## begin Given entries

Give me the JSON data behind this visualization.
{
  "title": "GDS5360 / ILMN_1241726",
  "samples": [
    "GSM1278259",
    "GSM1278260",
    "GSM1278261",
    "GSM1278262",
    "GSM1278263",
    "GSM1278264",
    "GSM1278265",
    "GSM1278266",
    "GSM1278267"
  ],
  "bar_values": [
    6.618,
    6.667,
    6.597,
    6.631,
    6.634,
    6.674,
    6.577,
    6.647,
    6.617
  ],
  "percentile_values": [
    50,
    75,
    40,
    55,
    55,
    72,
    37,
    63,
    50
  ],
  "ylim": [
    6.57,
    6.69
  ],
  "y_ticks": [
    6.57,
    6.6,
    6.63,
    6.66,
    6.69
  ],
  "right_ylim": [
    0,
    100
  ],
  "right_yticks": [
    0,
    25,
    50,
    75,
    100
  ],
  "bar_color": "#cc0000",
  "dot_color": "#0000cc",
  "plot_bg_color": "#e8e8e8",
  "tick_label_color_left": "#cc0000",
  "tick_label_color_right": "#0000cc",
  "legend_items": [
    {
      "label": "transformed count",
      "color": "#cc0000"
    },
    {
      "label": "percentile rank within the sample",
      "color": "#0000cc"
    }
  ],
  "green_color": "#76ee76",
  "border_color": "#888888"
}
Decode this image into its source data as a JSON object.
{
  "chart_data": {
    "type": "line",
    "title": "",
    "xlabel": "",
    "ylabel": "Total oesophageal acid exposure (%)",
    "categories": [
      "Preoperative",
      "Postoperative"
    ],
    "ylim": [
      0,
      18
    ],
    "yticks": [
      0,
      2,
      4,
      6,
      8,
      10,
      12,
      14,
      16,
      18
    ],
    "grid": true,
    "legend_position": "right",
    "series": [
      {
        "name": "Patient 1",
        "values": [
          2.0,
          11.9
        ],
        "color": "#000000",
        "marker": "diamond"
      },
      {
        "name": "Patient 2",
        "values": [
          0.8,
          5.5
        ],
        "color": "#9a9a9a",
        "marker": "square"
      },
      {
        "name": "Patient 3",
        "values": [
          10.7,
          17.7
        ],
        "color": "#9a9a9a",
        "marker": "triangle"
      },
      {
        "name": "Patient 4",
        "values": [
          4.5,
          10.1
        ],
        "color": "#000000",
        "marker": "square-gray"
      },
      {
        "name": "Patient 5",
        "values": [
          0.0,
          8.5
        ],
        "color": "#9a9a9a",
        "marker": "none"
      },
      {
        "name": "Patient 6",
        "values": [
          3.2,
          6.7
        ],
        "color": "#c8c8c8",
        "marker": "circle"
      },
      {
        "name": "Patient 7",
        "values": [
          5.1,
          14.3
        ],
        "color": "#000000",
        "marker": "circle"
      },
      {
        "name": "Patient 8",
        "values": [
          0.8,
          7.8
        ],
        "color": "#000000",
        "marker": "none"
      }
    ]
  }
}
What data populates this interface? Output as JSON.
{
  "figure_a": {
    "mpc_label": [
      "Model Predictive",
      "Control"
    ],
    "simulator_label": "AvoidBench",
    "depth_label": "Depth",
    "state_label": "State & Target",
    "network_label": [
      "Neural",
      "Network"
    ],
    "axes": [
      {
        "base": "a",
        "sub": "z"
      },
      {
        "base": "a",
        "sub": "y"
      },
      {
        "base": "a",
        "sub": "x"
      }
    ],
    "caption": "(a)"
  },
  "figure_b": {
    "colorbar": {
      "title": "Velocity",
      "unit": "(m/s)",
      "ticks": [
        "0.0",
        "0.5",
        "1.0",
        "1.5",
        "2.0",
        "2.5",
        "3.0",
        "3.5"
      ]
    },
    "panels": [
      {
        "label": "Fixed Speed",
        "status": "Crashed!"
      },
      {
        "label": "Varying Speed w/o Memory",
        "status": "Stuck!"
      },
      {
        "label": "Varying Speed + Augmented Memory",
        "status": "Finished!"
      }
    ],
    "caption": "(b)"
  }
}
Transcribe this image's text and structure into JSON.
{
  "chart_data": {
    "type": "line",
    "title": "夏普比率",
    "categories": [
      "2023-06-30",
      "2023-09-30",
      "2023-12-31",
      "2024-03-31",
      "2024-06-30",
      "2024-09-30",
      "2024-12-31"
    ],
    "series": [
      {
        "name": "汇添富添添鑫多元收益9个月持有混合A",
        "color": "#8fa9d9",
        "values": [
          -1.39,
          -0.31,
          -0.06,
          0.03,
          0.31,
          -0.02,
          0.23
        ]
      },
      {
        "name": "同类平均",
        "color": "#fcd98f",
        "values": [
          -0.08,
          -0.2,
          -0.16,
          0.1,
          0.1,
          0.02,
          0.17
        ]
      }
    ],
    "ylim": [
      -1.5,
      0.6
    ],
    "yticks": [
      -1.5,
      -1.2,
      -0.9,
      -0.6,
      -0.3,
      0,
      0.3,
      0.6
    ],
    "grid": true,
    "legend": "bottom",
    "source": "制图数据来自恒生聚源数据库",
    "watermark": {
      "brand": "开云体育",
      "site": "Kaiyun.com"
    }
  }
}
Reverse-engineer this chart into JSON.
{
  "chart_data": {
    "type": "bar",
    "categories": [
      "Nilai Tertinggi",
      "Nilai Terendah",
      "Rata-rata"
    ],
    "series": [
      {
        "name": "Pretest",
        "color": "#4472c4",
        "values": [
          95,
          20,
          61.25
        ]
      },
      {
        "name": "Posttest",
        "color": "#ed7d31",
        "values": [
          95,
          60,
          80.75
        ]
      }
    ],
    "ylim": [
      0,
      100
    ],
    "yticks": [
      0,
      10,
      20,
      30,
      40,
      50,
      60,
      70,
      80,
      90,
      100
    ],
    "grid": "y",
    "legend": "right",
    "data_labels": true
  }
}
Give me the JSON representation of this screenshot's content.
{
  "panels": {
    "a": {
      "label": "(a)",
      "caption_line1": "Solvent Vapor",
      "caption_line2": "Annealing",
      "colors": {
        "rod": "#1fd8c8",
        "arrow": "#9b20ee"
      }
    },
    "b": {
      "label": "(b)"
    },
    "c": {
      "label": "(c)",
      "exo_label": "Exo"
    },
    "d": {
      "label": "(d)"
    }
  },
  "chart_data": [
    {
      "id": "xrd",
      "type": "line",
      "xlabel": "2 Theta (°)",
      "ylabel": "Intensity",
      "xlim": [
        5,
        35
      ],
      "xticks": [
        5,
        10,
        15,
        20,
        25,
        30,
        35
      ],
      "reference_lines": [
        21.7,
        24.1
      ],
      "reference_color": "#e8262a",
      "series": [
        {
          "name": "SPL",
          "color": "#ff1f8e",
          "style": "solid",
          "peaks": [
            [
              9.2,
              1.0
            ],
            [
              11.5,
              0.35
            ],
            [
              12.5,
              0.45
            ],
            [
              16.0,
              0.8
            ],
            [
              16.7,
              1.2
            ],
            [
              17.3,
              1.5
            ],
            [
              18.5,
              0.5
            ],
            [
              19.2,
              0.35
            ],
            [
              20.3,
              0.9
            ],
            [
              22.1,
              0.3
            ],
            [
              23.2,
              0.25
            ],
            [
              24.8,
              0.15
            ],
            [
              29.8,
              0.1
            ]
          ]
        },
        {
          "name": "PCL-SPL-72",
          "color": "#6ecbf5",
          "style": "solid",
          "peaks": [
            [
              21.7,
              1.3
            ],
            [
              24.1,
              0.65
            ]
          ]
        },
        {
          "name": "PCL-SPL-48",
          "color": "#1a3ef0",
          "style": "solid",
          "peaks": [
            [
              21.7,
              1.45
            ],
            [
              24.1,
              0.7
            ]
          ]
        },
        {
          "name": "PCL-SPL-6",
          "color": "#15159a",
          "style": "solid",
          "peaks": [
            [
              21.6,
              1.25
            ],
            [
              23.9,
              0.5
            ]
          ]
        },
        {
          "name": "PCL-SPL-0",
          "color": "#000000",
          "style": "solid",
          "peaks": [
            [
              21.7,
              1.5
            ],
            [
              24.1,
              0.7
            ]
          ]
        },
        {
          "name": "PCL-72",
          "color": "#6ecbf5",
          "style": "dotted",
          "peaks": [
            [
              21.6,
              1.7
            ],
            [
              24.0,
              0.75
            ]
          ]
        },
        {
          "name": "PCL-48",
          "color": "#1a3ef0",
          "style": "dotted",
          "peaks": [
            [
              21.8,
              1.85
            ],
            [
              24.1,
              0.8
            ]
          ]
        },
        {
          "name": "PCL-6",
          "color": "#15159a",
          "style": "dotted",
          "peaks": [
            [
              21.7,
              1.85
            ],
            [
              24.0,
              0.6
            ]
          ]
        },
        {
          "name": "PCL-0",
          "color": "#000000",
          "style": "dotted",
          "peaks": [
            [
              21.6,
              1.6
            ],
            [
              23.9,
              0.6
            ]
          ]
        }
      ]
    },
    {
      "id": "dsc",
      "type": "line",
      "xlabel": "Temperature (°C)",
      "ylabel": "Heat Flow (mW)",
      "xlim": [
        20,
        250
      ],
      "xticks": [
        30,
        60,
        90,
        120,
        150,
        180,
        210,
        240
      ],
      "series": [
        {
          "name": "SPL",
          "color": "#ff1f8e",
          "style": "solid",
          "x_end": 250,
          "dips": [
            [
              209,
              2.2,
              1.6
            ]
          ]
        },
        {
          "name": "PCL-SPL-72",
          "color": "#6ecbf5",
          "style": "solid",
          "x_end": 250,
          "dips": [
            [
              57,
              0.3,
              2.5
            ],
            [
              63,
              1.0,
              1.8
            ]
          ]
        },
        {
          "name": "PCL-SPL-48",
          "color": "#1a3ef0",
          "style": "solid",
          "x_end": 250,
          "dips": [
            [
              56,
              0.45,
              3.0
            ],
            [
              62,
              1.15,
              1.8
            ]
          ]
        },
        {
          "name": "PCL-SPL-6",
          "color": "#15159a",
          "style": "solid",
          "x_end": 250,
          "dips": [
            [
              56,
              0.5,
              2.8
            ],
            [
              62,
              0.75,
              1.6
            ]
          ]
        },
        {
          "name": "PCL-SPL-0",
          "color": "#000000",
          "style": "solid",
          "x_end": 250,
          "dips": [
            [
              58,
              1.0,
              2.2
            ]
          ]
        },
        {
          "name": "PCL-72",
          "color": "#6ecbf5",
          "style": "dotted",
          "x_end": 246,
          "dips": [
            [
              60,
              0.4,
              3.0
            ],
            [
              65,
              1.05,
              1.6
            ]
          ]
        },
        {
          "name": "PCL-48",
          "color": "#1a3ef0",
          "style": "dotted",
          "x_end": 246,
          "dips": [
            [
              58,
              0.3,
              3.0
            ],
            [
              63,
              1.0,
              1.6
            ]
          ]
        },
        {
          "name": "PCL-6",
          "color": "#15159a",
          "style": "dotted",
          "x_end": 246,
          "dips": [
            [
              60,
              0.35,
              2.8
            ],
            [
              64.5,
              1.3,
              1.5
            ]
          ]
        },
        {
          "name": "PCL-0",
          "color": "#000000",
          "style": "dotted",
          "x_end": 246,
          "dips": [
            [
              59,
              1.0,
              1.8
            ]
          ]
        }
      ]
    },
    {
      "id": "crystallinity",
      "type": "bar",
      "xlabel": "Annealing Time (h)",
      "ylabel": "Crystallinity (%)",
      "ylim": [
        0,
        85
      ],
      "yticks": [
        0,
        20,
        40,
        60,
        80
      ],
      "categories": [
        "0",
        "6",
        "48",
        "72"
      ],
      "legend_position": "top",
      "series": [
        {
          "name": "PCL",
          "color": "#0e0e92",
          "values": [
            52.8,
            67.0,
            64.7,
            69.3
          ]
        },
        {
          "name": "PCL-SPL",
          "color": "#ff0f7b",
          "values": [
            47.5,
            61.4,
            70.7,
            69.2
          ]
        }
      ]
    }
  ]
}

## end Given entries

• **What to produce**: Identify the lines above with the word "status". Copy them.

• **Final answer**:
        "status": "Crashed!"
        "status": "Stuck!"
        "status": "Finished!"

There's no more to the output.